_Problem description_
Reproduce all of the data that follows, character for character.

++++ Listed records

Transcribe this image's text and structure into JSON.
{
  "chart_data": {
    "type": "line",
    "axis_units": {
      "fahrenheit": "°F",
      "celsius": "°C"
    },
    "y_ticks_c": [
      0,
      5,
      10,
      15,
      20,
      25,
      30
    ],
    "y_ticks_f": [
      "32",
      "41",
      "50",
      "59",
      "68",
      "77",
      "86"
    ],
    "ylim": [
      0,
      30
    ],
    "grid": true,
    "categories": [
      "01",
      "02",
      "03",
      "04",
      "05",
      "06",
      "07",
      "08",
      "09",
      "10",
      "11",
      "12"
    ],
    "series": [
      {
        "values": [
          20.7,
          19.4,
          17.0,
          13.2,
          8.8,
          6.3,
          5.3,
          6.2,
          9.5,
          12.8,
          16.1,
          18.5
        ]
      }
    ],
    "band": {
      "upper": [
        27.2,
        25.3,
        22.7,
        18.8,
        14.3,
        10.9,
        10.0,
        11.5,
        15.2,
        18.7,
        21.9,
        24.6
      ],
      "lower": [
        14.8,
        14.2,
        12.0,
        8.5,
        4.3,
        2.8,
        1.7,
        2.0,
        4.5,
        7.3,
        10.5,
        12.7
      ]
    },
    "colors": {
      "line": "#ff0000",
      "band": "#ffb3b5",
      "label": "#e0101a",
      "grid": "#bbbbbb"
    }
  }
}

++++++++

_Response for this exercise_
Transcribe this image's text and structure into JSON.
{
  "chart_data": {
    "type": "line",
    "axis_units": {
      "fahrenheit": "°F",
      "celsius": "°C"
    },
    "y_ticks_c": [
      0,
      5,
      10,
      15,
      20,
      25,
      30
    ],
    "y_ticks_f": [
      "32",
      "41",
      "50",
      "59",
      "68",
      "77",
      "86"
    ],
    "ylim": [
      0,
      30
    ],
    "grid": true,
    "categories": [
      "01",
      "02",
      "03",
      "04",
      "05",
      "06",
      "07",
      "08",
      "09",
      "10",
      "11",
      "12"
    ],
    "series": [
      {
        "values": [
          20.7,
          19.4,
          17.0,
          13.2,
          8.8,
          6.3,
          5.3,
          6.2,
          9.5,
          12.8,
          16.1,
          18.5
        ]
      }
    ],
    "band": {
      "upper": [
        27.2,
        25.3,
        22.7,
        18.8,
        14.3,
        10.9,
        10.0,
        11.5,
        15.2,
        18.7,
        21.9,
        24.6
      ],
      "lower": [
        14.8,
        14.2,
        12.0,
        8.5,
        4.3,
        2.8,
        1.7,
        2.0,
        4.5,
        7.3,
        10.5,
        12.7
      ]
    },
    "colors": {
      "line": "#ff0000",
      "band": "#ffb3b5",
      "label": "#e0101a",
      "grid": "#bbbbbb"
    }
  }
}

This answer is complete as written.